(Dataset rows)
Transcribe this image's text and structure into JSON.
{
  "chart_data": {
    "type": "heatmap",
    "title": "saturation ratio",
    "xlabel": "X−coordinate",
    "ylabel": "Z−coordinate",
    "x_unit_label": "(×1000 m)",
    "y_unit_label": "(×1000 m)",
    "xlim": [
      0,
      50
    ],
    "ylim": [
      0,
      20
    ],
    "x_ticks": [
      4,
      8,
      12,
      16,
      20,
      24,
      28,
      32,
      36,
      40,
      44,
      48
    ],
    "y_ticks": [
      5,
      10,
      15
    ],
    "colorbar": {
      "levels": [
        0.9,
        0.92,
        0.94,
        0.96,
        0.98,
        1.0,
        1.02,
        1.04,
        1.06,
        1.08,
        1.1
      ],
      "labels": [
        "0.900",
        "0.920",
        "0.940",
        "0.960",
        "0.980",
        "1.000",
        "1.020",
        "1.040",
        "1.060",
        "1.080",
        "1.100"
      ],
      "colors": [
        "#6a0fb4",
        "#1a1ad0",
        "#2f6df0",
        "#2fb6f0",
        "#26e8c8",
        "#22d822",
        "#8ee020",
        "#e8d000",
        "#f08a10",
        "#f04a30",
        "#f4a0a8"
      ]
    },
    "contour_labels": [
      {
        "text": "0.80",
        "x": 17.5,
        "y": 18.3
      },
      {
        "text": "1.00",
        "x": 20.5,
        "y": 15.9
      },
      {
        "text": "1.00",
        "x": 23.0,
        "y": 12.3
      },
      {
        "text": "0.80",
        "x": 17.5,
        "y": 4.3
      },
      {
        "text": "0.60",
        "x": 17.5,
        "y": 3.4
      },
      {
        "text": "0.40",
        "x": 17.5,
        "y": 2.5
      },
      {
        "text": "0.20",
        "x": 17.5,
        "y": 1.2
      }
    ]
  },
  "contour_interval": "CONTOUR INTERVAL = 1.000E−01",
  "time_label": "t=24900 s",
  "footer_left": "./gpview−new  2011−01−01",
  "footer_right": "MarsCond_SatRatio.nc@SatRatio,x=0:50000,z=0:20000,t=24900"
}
--
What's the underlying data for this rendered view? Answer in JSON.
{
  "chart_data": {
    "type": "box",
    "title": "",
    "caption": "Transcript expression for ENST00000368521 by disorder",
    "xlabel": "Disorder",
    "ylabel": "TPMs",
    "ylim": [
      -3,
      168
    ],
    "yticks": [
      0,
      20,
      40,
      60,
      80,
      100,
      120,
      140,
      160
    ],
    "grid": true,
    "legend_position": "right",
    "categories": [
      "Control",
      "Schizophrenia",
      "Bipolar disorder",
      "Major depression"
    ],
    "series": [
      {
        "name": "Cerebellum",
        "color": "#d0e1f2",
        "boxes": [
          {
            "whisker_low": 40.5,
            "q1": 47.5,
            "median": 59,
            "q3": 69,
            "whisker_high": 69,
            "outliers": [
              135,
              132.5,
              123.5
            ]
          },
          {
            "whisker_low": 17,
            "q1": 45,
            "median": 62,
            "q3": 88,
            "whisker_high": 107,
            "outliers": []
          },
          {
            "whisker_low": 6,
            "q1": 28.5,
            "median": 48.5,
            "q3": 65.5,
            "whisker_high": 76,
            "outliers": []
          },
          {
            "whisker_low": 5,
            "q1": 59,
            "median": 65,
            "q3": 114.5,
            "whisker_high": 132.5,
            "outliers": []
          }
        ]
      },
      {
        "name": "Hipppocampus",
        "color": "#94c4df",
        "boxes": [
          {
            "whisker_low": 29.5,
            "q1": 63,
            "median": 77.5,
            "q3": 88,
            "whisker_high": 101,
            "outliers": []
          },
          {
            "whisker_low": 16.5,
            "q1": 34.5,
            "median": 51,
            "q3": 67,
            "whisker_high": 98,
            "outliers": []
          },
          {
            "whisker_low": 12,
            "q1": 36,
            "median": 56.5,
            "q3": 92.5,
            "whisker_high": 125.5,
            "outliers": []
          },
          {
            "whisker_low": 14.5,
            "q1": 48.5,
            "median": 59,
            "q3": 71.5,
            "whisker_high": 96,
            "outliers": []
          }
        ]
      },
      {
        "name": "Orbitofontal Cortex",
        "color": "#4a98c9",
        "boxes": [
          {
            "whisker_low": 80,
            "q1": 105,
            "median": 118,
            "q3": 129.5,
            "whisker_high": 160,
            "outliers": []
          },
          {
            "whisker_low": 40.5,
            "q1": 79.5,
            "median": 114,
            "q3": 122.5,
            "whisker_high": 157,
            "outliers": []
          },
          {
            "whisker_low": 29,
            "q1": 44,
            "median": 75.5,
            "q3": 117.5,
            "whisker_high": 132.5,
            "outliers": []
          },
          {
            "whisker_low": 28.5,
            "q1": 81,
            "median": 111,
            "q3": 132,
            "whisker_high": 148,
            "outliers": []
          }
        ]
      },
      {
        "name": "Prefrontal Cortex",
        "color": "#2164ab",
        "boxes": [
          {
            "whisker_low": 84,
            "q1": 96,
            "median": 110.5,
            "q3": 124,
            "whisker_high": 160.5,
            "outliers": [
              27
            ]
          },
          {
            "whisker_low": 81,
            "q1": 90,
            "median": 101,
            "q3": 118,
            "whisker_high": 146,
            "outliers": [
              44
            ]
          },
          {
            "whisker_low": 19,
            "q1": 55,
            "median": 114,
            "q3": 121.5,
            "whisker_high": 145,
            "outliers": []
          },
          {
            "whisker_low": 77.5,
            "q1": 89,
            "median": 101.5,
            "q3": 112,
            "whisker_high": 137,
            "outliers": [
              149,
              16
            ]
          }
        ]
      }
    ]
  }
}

**Objective**
Gather all lines of the records that include the word "JSON".

**Response to this exercise**
Transcribe this image's text and structure into JSON.
What's the underlying data for this rendered view? Answer in JSON.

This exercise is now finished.